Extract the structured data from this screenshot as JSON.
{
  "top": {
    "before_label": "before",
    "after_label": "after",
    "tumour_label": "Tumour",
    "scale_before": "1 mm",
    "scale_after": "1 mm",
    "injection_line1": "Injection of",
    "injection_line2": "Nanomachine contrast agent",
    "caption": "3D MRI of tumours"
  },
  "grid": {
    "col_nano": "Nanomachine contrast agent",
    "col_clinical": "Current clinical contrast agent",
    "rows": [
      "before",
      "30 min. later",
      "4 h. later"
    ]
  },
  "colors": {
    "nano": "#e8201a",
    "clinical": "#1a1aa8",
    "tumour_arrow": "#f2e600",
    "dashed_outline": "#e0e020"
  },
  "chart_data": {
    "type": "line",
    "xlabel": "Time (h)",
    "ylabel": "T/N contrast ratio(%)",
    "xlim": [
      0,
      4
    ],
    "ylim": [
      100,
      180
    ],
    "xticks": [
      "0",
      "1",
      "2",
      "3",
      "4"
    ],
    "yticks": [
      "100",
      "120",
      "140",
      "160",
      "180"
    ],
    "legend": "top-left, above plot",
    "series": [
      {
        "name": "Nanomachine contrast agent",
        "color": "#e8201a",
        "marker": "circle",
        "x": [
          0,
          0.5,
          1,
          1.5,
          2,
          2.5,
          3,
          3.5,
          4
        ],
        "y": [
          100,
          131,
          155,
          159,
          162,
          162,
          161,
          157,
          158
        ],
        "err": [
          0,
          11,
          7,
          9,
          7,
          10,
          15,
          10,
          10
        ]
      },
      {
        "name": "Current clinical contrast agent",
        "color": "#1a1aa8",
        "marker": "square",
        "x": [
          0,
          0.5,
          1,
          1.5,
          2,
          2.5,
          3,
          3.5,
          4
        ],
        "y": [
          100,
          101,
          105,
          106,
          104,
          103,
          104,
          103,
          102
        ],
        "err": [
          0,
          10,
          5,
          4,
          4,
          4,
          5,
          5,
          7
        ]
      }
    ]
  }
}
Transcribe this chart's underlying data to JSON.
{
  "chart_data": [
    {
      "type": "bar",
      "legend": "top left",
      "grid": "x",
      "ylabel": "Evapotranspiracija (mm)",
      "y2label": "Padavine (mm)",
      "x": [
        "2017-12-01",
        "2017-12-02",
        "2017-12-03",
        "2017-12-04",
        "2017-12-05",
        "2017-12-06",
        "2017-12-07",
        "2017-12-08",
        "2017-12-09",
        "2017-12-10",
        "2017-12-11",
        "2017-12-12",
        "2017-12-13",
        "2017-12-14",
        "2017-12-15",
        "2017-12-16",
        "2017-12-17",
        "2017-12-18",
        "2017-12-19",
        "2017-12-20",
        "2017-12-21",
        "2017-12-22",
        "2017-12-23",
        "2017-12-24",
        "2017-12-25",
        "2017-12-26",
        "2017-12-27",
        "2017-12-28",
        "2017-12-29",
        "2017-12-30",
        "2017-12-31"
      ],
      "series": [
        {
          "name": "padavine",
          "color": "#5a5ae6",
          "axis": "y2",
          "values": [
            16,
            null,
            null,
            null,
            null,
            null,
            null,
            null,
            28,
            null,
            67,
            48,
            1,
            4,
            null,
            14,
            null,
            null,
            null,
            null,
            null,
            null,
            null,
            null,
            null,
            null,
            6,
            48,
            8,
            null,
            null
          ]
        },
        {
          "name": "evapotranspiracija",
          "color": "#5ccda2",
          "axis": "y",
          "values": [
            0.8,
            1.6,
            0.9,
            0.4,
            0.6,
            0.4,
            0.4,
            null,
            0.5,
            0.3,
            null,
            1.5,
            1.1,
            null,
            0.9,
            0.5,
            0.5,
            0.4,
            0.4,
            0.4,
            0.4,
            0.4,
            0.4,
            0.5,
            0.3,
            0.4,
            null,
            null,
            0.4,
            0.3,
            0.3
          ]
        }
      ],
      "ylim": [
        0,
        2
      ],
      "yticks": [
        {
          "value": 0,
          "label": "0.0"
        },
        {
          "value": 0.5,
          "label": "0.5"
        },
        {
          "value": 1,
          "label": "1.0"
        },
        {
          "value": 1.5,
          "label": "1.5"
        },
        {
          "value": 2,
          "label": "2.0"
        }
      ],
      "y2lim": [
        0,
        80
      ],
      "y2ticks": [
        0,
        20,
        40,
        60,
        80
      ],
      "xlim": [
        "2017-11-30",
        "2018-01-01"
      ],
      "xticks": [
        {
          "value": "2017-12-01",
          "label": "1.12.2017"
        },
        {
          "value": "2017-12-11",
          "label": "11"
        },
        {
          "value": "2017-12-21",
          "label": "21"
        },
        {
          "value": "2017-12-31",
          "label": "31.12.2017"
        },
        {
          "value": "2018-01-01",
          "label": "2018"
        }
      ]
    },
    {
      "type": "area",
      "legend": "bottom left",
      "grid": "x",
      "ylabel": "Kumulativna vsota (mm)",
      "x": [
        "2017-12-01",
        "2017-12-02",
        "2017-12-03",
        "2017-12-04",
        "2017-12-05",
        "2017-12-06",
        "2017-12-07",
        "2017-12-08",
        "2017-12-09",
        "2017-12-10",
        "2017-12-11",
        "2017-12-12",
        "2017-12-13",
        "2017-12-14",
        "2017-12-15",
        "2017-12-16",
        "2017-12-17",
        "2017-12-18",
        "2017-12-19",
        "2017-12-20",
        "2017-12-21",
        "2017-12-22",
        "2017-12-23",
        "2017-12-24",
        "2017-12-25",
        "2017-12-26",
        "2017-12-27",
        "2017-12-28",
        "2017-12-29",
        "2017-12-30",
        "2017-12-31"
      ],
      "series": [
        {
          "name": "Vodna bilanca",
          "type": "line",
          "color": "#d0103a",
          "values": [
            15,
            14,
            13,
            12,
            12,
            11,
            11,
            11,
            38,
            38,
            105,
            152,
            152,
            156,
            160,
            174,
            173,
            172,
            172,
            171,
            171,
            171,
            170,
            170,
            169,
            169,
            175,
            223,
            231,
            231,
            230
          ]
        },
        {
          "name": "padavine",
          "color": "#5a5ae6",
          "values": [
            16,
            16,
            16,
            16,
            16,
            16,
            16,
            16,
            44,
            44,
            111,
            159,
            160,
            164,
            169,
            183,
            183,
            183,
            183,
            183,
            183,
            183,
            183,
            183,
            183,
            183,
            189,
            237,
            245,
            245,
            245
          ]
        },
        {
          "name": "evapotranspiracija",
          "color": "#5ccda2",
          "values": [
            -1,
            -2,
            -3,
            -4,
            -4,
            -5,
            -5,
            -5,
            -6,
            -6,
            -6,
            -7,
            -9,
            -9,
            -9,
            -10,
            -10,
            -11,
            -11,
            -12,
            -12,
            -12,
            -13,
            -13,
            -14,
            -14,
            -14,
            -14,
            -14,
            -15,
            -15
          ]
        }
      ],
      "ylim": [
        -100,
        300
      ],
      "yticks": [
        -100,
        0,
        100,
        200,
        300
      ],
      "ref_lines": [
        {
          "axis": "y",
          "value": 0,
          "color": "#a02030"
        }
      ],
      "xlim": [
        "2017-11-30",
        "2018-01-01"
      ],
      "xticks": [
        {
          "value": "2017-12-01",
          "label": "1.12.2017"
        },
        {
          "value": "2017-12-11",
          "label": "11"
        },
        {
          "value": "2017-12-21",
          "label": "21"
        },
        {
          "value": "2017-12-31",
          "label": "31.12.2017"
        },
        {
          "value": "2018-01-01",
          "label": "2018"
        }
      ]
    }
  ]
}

= = =

▸ **Task to complete**
In the lines above, locate the string "contrast". Copy every line where it occurs.

▸ **Response to the exercise**
    "injection_line2": "Nanomachine contrast agent",
    "col_nano": "Nanomachine contrast agent",
    "col_clinical": "Current clinical contrast agent",
    "ylabel": "T/N contrast ratio(%)",
        "name": "Nanomachine contrast agent",
        "name": "Current clinical contrast agent",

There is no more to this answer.